• **Exercise requirements**: Gather up the lines that contain "hint".

(Entries from a visual dataset)
____________
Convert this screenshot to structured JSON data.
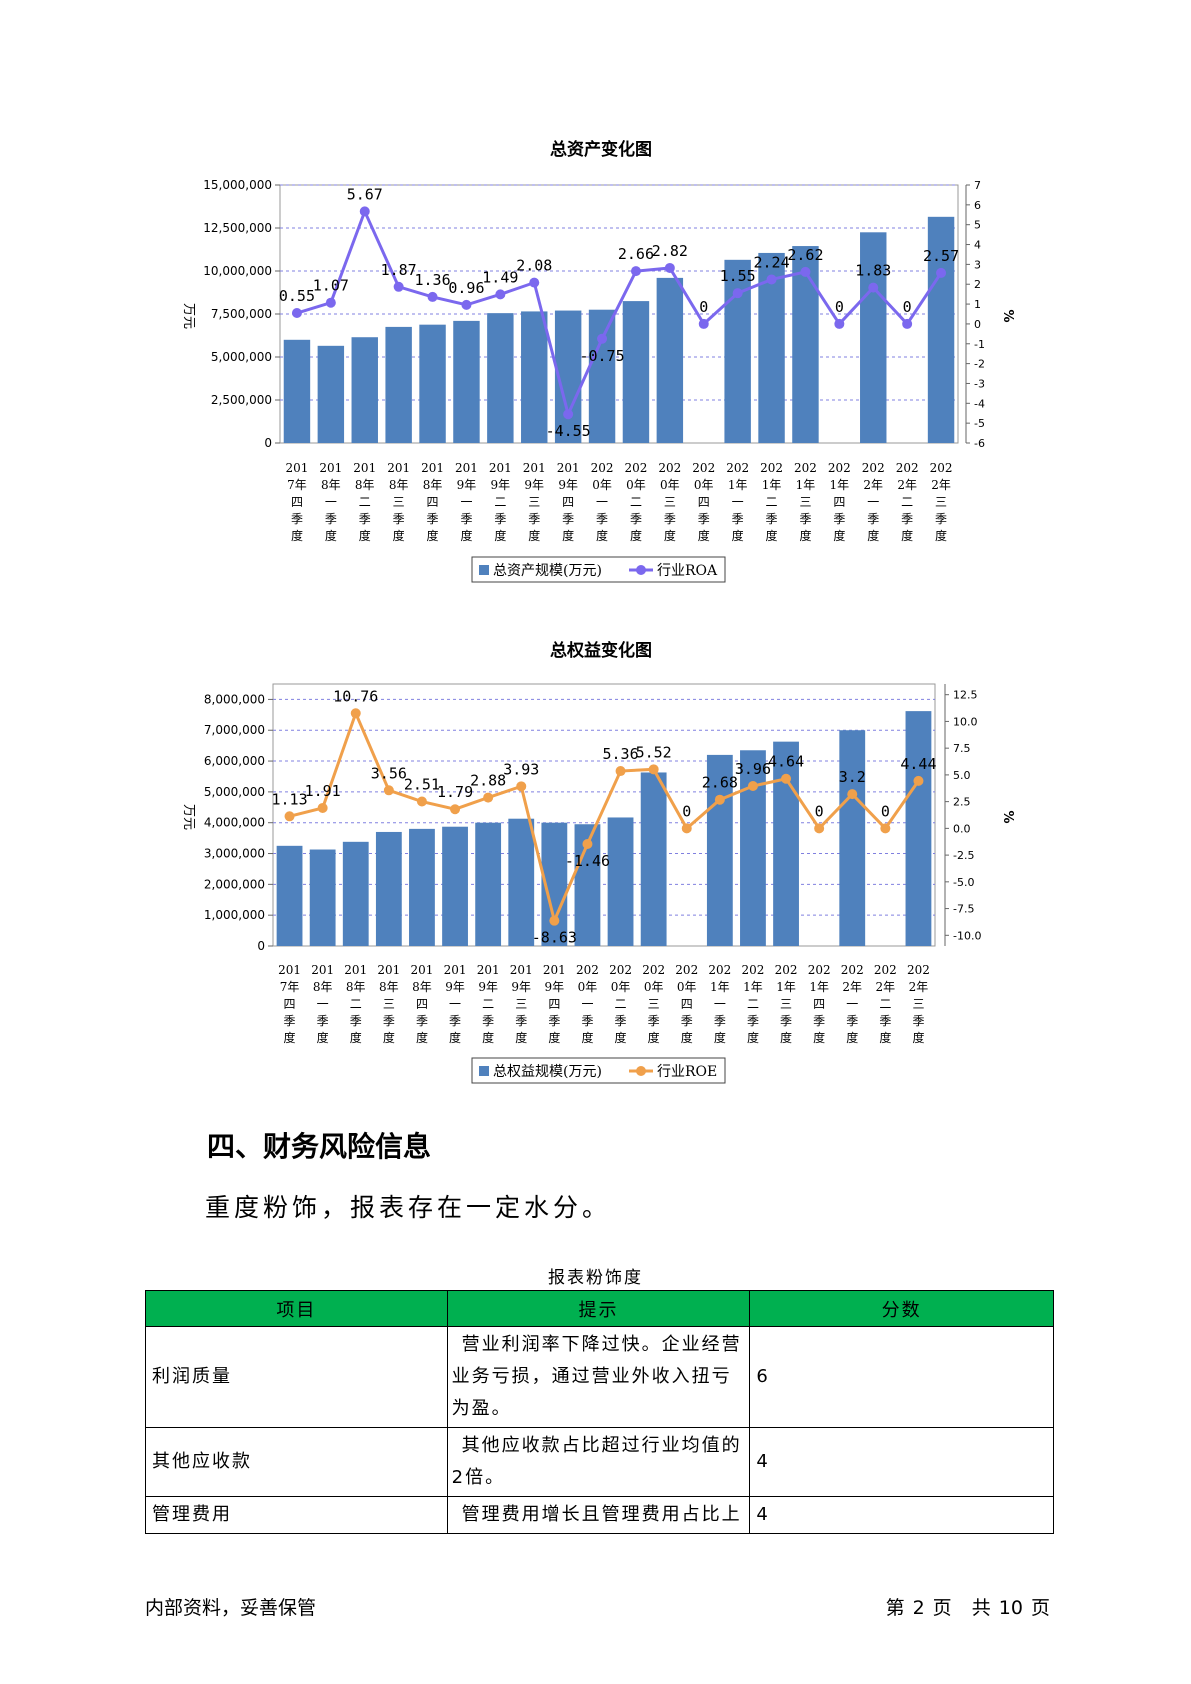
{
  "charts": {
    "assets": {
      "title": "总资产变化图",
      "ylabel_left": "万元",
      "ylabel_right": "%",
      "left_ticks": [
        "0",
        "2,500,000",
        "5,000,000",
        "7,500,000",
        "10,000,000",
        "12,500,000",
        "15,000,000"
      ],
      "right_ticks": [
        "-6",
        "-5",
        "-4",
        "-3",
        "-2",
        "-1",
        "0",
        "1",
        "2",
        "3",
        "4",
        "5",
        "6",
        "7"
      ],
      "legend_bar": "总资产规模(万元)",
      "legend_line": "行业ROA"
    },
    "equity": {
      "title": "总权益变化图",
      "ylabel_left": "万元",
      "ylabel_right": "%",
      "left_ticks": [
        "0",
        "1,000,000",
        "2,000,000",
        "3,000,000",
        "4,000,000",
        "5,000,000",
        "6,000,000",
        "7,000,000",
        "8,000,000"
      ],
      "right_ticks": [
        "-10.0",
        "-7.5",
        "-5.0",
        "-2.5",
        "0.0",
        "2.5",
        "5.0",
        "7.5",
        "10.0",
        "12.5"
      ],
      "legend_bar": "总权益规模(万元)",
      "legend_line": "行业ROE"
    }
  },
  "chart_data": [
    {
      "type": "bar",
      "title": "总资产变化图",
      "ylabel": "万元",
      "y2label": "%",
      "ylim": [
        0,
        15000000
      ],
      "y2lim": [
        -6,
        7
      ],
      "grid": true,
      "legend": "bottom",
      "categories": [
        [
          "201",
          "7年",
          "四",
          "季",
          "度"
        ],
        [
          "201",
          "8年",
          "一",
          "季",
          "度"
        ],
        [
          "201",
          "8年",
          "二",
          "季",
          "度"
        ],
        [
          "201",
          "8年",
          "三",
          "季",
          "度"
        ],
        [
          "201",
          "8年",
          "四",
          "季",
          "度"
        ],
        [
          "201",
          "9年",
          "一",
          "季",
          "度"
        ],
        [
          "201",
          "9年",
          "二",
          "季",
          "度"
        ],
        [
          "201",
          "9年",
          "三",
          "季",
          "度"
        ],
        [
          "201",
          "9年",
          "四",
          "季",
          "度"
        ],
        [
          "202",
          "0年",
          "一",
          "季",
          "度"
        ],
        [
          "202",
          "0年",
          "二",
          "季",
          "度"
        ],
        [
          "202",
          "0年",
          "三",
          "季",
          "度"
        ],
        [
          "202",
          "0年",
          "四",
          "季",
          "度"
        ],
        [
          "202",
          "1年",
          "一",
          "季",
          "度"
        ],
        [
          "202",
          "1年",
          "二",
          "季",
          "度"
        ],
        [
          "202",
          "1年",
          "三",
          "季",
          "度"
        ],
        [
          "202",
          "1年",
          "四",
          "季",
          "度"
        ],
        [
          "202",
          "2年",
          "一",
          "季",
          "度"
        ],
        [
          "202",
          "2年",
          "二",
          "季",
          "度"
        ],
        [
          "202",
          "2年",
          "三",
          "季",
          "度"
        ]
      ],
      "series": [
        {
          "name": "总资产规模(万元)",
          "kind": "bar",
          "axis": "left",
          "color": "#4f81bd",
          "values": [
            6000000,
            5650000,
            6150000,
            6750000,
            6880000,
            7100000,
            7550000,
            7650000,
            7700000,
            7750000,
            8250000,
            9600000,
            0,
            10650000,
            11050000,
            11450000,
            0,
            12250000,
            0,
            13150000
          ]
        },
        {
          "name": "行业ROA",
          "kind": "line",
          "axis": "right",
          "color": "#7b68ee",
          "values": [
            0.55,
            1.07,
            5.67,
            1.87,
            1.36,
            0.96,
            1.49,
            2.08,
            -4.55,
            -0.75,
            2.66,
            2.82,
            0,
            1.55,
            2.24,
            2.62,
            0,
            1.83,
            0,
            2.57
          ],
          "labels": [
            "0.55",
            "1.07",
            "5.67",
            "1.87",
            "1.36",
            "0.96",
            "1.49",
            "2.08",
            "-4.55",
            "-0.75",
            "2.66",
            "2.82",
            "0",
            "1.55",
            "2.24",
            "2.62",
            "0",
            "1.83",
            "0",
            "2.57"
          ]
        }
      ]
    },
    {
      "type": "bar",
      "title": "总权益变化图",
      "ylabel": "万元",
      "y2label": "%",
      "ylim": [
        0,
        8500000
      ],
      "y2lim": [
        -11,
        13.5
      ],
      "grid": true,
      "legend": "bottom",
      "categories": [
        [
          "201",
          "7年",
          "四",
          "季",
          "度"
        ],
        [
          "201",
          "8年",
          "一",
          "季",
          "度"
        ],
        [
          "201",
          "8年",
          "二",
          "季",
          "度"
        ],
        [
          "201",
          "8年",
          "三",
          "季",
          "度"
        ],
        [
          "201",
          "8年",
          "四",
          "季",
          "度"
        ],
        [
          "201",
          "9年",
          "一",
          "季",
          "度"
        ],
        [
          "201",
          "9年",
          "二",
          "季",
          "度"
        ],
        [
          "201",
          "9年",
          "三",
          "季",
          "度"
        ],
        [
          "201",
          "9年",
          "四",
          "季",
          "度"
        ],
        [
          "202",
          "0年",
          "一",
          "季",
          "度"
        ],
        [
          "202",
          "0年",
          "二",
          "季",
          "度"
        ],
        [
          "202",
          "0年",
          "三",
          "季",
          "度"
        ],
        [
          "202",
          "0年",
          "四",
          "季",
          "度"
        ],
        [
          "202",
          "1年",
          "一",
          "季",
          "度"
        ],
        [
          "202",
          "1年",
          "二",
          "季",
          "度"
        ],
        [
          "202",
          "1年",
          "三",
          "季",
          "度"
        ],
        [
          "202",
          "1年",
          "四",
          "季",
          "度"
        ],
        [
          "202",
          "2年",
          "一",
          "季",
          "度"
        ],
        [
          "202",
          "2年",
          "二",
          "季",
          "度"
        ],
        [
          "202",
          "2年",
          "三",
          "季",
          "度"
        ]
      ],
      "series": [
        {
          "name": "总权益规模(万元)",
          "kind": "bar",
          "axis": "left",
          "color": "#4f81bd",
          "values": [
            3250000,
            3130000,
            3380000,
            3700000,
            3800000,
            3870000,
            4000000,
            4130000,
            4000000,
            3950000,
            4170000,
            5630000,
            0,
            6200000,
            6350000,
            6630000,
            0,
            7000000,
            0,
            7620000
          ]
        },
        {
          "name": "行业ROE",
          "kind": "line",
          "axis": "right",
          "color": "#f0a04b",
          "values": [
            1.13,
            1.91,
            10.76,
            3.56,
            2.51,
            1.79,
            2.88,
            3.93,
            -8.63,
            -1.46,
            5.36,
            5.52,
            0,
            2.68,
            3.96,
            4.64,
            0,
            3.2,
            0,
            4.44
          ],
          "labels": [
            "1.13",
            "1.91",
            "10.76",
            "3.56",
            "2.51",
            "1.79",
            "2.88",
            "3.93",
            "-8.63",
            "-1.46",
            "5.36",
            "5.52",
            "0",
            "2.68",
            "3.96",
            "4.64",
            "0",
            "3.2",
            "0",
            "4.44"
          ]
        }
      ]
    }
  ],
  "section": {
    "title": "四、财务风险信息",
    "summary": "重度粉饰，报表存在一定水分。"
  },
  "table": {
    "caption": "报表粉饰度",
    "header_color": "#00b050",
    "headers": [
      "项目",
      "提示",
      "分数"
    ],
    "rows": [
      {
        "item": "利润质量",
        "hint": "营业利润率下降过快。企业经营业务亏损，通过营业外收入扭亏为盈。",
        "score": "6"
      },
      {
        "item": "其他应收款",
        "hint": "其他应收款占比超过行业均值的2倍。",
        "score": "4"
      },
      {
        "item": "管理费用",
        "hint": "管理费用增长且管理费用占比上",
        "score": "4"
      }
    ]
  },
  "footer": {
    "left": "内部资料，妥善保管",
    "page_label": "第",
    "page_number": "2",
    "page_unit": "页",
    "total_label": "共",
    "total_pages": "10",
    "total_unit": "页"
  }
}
____________
• **Solution for this problem**:
        "hint": "营业利润率下降过快。企业经营业务亏损，通过营业外收入扭亏为盈。",
        "hint": "其他应收款占比超过行业均值的2倍。",
        "hint": "管理费用增长且管理费用占比上",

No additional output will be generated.